Prompt. Pictures do not belong in the copy, so please give every entry below again exactly.

..........

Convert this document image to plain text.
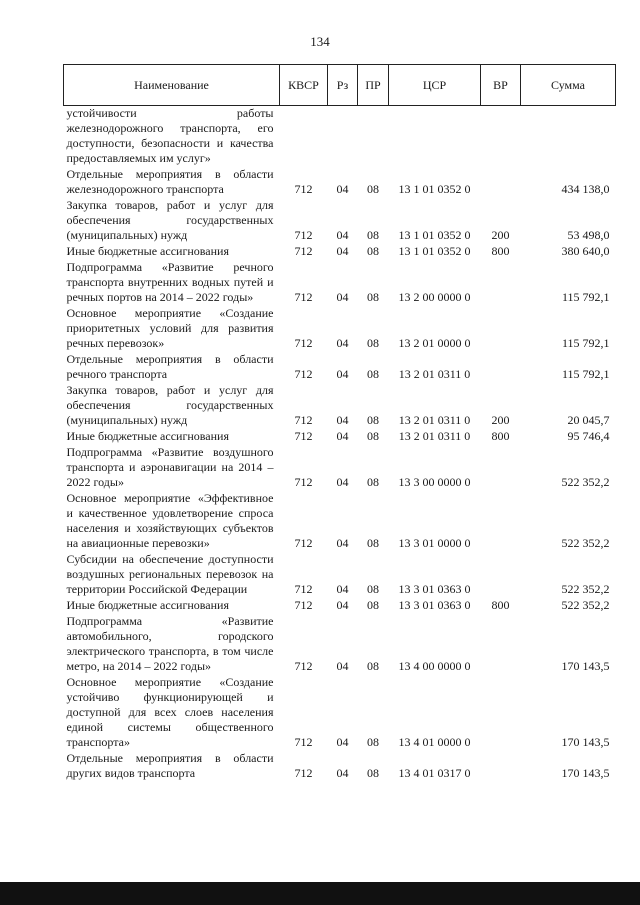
134
Наименование	КВСР	Рз	ПР	ЦСР	ВР	Сумма
устойчивости работы железнодорожного транспорта, его доступности, безопасности и качества предоставляемых им услуг»						
Отдельные мероприятия в области железнодорожного транспорта	712	04	08	13 1 01 0352 0		434 138,0
Закупка товаров, работ и услуг для обеспечения государственных (муниципальных) нужд	712	04	08	13 1 01 0352 0	200	53 498,0
Иные бюджетные ассигнования	712	04	08	13 1 01 0352 0	800	380 640,0
Подпрограмма «Развитие речного транспорта внутренних водных путей и речных портов на 2014 – 2022 годы»	712	04	08	13 2 00 0000 0		115 792,1
Основное мероприятие «Создание приоритетных условий для развития речных перевозок»	712	04	08	13 2 01 0000 0		115 792,1
Отдельные мероприятия в области речного транспорта	712	04	08	13 2 01 0311 0		115 792,1
Закупка товаров, работ и услуг для обеспечения государственных (муниципальных) нужд	712	04	08	13 2 01 0311 0	200	20 045,7
Иные бюджетные ассигнования	712	04	08	13 2 01 0311 0	800	95 746,4
Подпрограмма «Развитие воздушного транспорта и аэронавигации на 2014 – 2022 годы»	712	04	08	13 3 00 0000 0		522 352,2
Основное мероприятие «Эффективное и качественное удовлетворение спроса населения и хозяйствующих субъектов на авиационные перевозки»	712	04	08	13 3 01 0000 0		522 352,2
Субсидии на обеспечение доступности воздушных региональных перевозок на территории Российской Федерации	712	04	08	13 3 01 0363 0		522 352,2
Иные бюджетные ассигнования	712	04	08	13 3 01 0363 0	800	522 352,2
Подпрограмма «Развитие автомобильного, городского электрического транспорта, в том числе метро, на 2014 – 2022 годы»	712	04	08	13 4 00 0000 0		170 143,5
Основное мероприятие «Создание устойчиво функционирующей и доступной для всех слоев населения единой системы общественного транспорта»	712	04	08	13 4 01 0000 0		170 143,5
Отдельные мероприятия в области других видов транспорта	712	04	08	13 4 01 0317 0		170 143,5
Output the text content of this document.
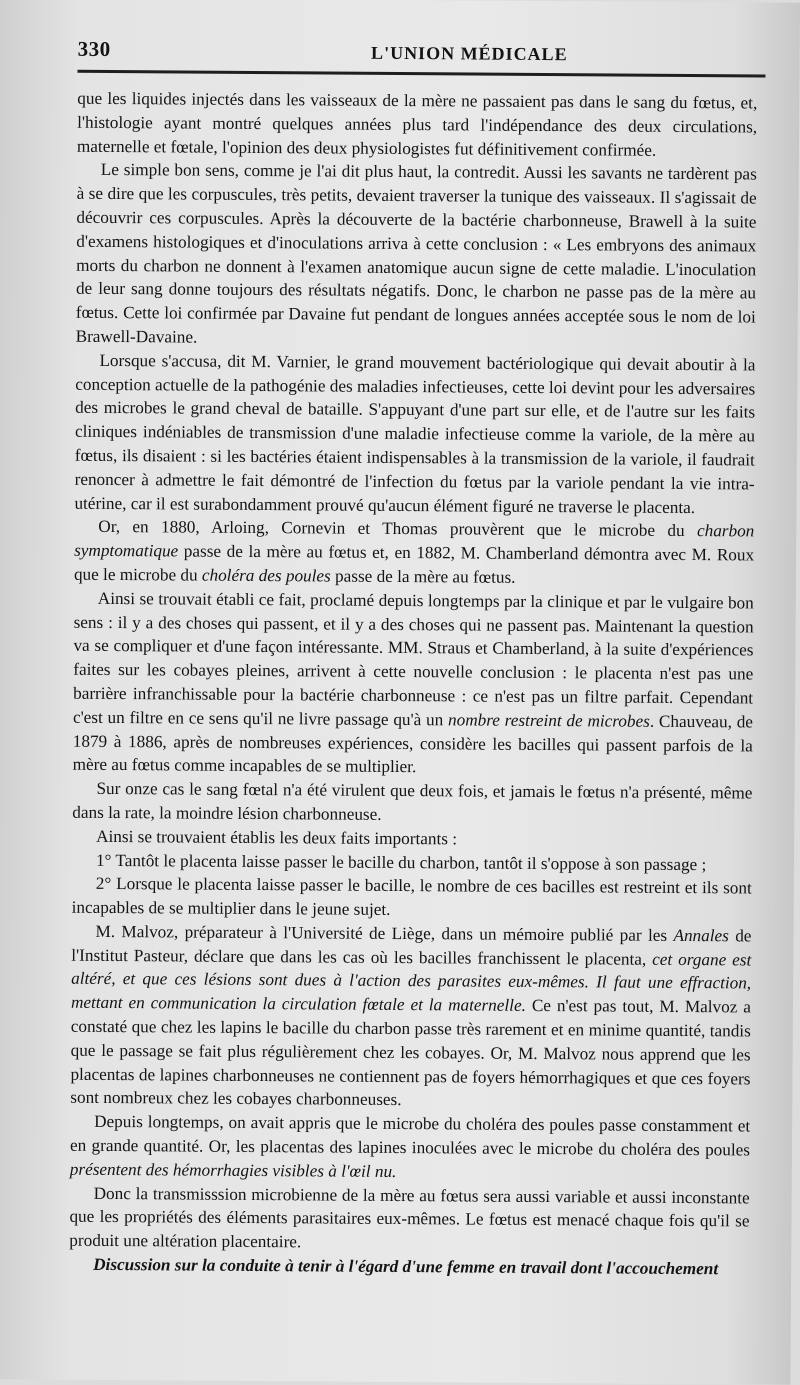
330	L'UNION MÉDICALE

que les liquides injectés dans les vaisseaux de la mère ne passaient pas dans le sang du fœtus, et, l'histologie ayant montré quelques années plus tard l'indépendance des deux circulations, maternelle et fœtale, l'opinion des deux physiologistes fut définitivement confirmée.

Le simple bon sens, comme je l'ai dit plus haut, la contredit. Aussi les savants ne tardèrent pas à se dire que les corpuscules, très petits, devaient traverser la tunique des vaisseaux. Il s'agissait de découvrir ces corpuscules. Après la découverte de la bactérie charbonneuse, Brawell à la suite d'examens histologiques et d'inoculations arriva à cette conclusion : « Les embryons des animaux morts du charbon ne donnent à l'examen anatomique aucun signe de cette maladie. L'inoculation de leur sang donne toujours des résultats négatifs. Donc, le charbon ne passe pas de la mère au fœtus. Cette loi confirmée par Davaine fut pendant de longues années acceptée sous le nom de loi Brawell-Davaine.

Lorsque s'accusa, dit M. Varnier, le grand mouvement bactériologique qui devait aboutir à la conception actuelle de la pathogénie des maladies infectieuses, cette loi devint pour les adversaires des microbes le grand cheval de bataille. S'appuyant d'une part sur elle, et de l'autre sur les faits cliniques indéniables de transmission d'une maladie infectieuse comme la variole, de la mère au fœtus, ils disaient : si les bactéries étaient indispensables à la transmission de la variole, il faudrait renoncer à admettre le fait démontré de l'infection du fœtus par la variole pendant la vie intra-utérine, car il est surabondamment prouvé qu'aucun élément figuré ne traverse le placenta.

Or, en 1880, Arloing, Cornevin et Thomas prouvèrent que le microbe du charbon symptomatique passe de la mère au fœtus et, en 1882, M. Chamberland démontra avec M. Roux que le microbe du choléra des poules passe de la mère au fœtus.

Ainsi se trouvait établi ce fait, proclamé depuis longtemps par la clinique et par le vulgaire bon sens : il y a des choses qui passent, et il y a des choses qui ne passent pas. Maintenant la question va se compliquer et d'une façon intéressante. MM. Straus et Chamberland, à la suite d'expériences faites sur les cobayes pleines, arrivent à cette nouvelle conclusion : le placenta n'est pas une barrière infranchissable pour la bactérie charbonneuse : ce n'est pas un filtre parfait. Cependant c'est un filtre en ce sens qu'il ne livre passage qu'à un nombre restreint de microbes. Chauveau, de 1879 à 1886, après de nombreuses expériences, considère les bacilles qui passent parfois de la mère au fœtus comme incapables de se multiplier.

Sur onze cas le sang fœtal n'a été virulent que deux fois, et jamais le fœtus n'a présenté, même dans la rate, la moindre lésion charbonneuse.

Ainsi se trouvaient établis les deux faits importants :

1° Tantôt le placenta laisse passer le bacille du charbon, tantôt il s'oppose à son passage ;

2° Lorsque le placenta laisse passer le bacille, le nombre de ces bacilles est restreint et ils sont incapables de se multiplier dans le jeune sujet.

M. Malvoz, préparateur à l'Université de Liège, dans un mémoire publié par les Annales de l'Institut Pasteur, déclare que dans les cas où les bacilles franchissent le placenta, cet organe est altéré, et que ces lésions sont dues à l'action des parasites eux-mêmes. Il faut une effraction, mettant en communication la circulation fœtale et la maternelle. Ce n'est pas tout, M. Malvoz a constaté que chez les lapins le bacille du charbon passe très rarement et en minime quantité, tandis que le passage se fait plus régulièrement chez les cobayes. Or, M. Malvoz nous apprend que les placentas de lapines charbonneuses ne contiennent pas de foyers hémorrhagiques et que ces foyers sont nombreux chez les cobayes charbonneuses.

Depuis longtemps, on avait appris que le microbe du choléra des poules passe constamment et en grande quantité. Or, les placentas des lapines inoculées avec le microbe du choléra des poules présentent des hémorrhagies visibles à l'œil nu.

Donc la transmisssion microbienne de la mère au fœtus sera aussi variable et aussi inconstante que les propriétés des éléments parasitaires eux-mêmes. Le fœtus est menacé chaque fois qu'il se produit une altération placentaire.

Discussion sur la conduite à tenir à l'égard d'une femme en travail dont l'accouchement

..........

Answer to the problem.
Convert this document image to plain text.
134
Наименование	КВСР	Рз	ПР	ЦСР	ВР	Сумма
устойчивости работы железнодорожного транспорта, его доступности, безопасности и качества предоставляемых им услуг»						
Отдельные мероприятия в области железнодорожного транспорта	712	04	08	13 1 01 0352 0		434 138,0
Закупка товаров, работ и услуг для обеспечения государственных (муниципальных) нужд	712	04	08	13 1 01 0352 0	200	53 498,0
Иные бюджетные ассигнования	712	04	08	13 1 01 0352 0	800	380 640,0
Подпрограмма «Развитие речного транспорта внутренних водных путей и речных портов на 2014 – 2022 годы»	712	04	08	13 2 00 0000 0		115 792,1
Основное мероприятие «Создание приоритетных условий для развития речных перевозок»	712	04	08	13 2 01 0000 0		115 792,1
Отдельные мероприятия в области речного транспорта	712	04	08	13 2 01 0311 0		115 792,1
Закупка товаров, работ и услуг для обеспечения государственных (муниципальных) нужд	712	04	08	13 2 01 0311 0	200	20 045,7
Иные бюджетные ассигнования	712	04	08	13 2 01 0311 0	800	95 746,4
Подпрограмма «Развитие воздушного транспорта и аэронавигации на 2014 – 2022 годы»	712	04	08	13 3 00 0000 0		522 352,2
Основное мероприятие «Эффективное и качественное удовлетворение спроса населения и хозяйствующих субъектов на авиационные перевозки»	712	04	08	13 3 01 0000 0		522 352,2
Субсидии на обеспечение доступности воздушных региональных перевозок на территории Российской Федерации	712	04	08	13 3 01 0363 0		522 352,2
Иные бюджетные ассигнования	712	04	08	13 3 01 0363 0	800	522 352,2
Подпрограмма «Развитие автомобильного, городского электрического транспорта, в том числе метро, на 2014 – 2022 годы»	712	04	08	13 4 00 0000 0		170 143,5
Основное мероприятие «Создание устойчиво функционирующей и доступной для всех слоев населения единой системы общественного транспорта»	712	04	08	13 4 01 0000 0		170 143,5
Отдельные мероприятия в области других видов транспорта	712	04	08	13 4 01 0317 0		170 143,5
Output the text content of this document.
330	L'UNION MÉDICALE

que les liquides injectés dans les vaisseaux de la mère ne passaient pas dans le sang du fœtus, et, l'histologie ayant montré quelques années plus tard l'indépendance des deux circulations, maternelle et fœtale, l'opinion des deux physiologistes fut définitivement confirmée.

Le simple bon sens, comme je l'ai dit plus haut, la contredit. Aussi les savants ne tardèrent pas à se dire que les corpuscules, très petits, devaient traverser la tunique des vaisseaux. Il s'agissait de découvrir ces corpuscules. Après la découverte de la bactérie charbonneuse, Brawell à la suite d'examens histologiques et d'inoculations arriva à cette conclusion : « Les embryons des animaux morts du charbon ne donnent à l'examen anatomique aucun signe de cette maladie. L'inoculation de leur sang donne toujours des résultats négatifs. Donc, le charbon ne passe pas de la mère au fœtus. Cette loi confirmée par Davaine fut pendant de longues années acceptée sous le nom de loi Brawell-Davaine.

Lorsque s'accusa, dit M. Varnier, le grand mouvement bactériologique qui devait aboutir à la conception actuelle de la pathogénie des maladies infectieuses, cette loi devint pour les adversaires des microbes le grand cheval de bataille. S'appuyant d'une part sur elle, et de l'autre sur les faits cliniques indéniables de transmission d'une maladie infectieuse comme la variole, de la mère au fœtus, ils disaient : si les bactéries étaient indispensables à la transmission de la variole, il faudrait renoncer à admettre le fait démontré de l'infection du fœtus par la variole pendant la vie intra-utérine, car il est surabondamment prouvé qu'aucun élément figuré ne traverse le placenta.

Or, en 1880, Arloing, Cornevin et Thomas prouvèrent que le microbe du charbon symptomatique passe de la mère au fœtus et, en 1882, M. Chamberland démontra avec M. Roux que le microbe du choléra des poules passe de la mère au fœtus.

Ainsi se trouvait établi ce fait, proclamé depuis longtemps par la clinique et par le vulgaire bon sens : il y a des choses qui passent, et il y a des choses qui ne passent pas. Maintenant la question va se compliquer et d'une façon intéressante. MM. Straus et Chamberland, à la suite d'expériences faites sur les cobayes pleines, arrivent à cette nouvelle conclusion : le placenta n'est pas une barrière infranchissable pour la bactérie charbonneuse : ce n'est pas un filtre parfait. Cependant c'est un filtre en ce sens qu'il ne livre passage qu'à un nombre restreint de microbes. Chauveau, de 1879 à 1886, après de nombreuses expériences, considère les bacilles qui passent parfois de la mère au fœtus comme incapables de se multiplier.

Sur onze cas le sang fœtal n'a été virulent que deux fois, et jamais le fœtus n'a présenté, même dans la rate, la moindre lésion charbonneuse.

Ainsi se trouvaient établis les deux faits importants :

1° Tantôt le placenta laisse passer le bacille du charbon, tantôt il s'oppose à son passage ;

2° Lorsque le placenta laisse passer le bacille, le nombre de ces bacilles est restreint et ils sont incapables de se multiplier dans le jeune sujet.

M. Malvoz, préparateur à l'Université de Liège, dans un mémoire publié par les Annales de l'Institut Pasteur, déclare que dans les cas où les bacilles franchissent le placenta, cet organe est altéré, et que ces lésions sont dues à l'action des parasites eux-mêmes. Il faut une effraction, mettant en communication la circulation fœtale et la maternelle. Ce n'est pas tout, M. Malvoz a constaté que chez les lapins le bacille du charbon passe très rarement et en minime quantité, tandis que le passage se fait plus régulièrement chez les cobayes. Or, M. Malvoz nous apprend que les placentas de lapines charbonneuses ne contiennent pas de foyers hémorrhagiques et que ces foyers sont nombreux chez les cobayes charbonneuses.

Depuis longtemps, on avait appris que le microbe du choléra des poules passe constamment et en grande quantité. Or, les placentas des lapines inoculées avec le microbe du choléra des poules présentent des hémorrhagies visibles à l'œil nu.

Donc la transmisssion microbienne de la mère au fœtus sera aussi variable et aussi inconstante que les propriétés des éléments parasitaires eux-mêmes. Le fœtus est menacé chaque fois qu'il se produit une altération placentaire.

Discussion sur la conduite à tenir à l'égard d'une femme en travail dont l'accouchement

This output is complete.